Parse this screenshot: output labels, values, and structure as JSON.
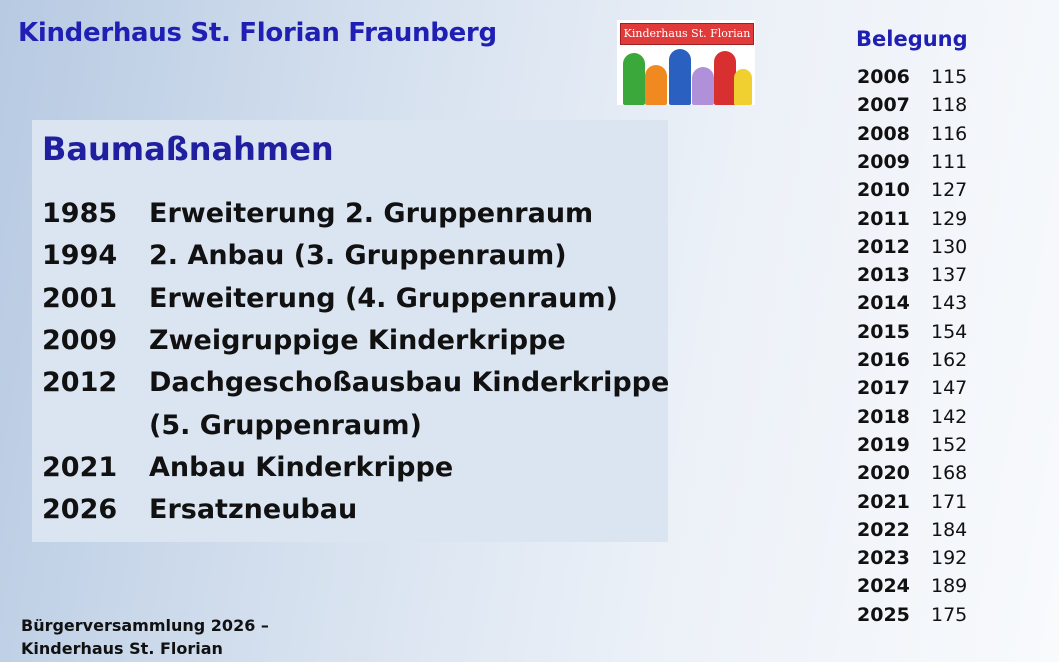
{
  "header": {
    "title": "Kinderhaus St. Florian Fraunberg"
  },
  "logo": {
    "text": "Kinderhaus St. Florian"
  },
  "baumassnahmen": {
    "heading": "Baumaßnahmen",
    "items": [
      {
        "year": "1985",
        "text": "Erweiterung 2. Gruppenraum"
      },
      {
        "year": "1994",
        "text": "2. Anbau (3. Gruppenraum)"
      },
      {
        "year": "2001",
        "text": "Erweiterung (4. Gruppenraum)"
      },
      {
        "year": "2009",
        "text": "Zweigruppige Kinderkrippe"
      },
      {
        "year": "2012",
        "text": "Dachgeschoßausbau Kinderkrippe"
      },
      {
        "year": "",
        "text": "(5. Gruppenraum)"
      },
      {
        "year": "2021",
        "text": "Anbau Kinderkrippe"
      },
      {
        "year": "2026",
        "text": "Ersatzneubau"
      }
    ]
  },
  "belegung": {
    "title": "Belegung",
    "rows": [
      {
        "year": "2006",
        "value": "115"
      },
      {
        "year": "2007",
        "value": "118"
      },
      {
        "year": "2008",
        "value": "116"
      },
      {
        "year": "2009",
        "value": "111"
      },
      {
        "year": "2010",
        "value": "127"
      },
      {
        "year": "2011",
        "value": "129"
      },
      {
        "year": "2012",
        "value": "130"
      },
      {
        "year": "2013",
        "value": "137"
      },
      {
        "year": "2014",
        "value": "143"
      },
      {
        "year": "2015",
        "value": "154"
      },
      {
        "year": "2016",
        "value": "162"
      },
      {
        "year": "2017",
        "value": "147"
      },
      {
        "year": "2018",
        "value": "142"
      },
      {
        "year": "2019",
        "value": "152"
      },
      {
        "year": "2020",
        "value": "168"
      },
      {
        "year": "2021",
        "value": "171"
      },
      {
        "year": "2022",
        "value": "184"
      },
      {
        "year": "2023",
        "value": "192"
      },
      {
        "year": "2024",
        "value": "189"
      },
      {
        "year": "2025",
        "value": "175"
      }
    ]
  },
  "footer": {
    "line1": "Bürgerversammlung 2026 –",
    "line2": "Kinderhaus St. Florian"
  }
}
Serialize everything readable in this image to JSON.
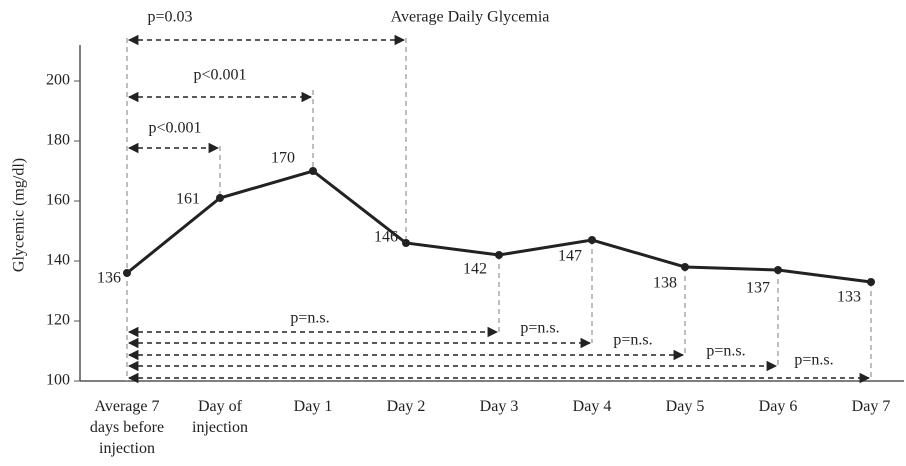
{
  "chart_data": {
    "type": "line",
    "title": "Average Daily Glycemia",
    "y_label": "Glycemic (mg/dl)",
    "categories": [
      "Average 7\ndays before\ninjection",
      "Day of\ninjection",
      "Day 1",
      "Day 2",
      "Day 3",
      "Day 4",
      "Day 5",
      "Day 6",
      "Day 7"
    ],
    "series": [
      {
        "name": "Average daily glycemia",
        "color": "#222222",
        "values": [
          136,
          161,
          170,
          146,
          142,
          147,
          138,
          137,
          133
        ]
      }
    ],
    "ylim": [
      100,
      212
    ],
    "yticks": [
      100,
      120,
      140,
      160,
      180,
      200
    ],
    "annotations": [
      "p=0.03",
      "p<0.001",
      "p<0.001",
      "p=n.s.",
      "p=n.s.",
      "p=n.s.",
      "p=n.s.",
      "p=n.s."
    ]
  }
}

● ● ● ●

> To be done: List all lines from the entries that include the word "Kinderkrippe".

> Exercise answer:
        "text": "Zweigruppige Kinderkrippe"
        "text": "Dachgeschoßausbau Kinderkrippe"
        "text": "Anbau Kinderkrippe"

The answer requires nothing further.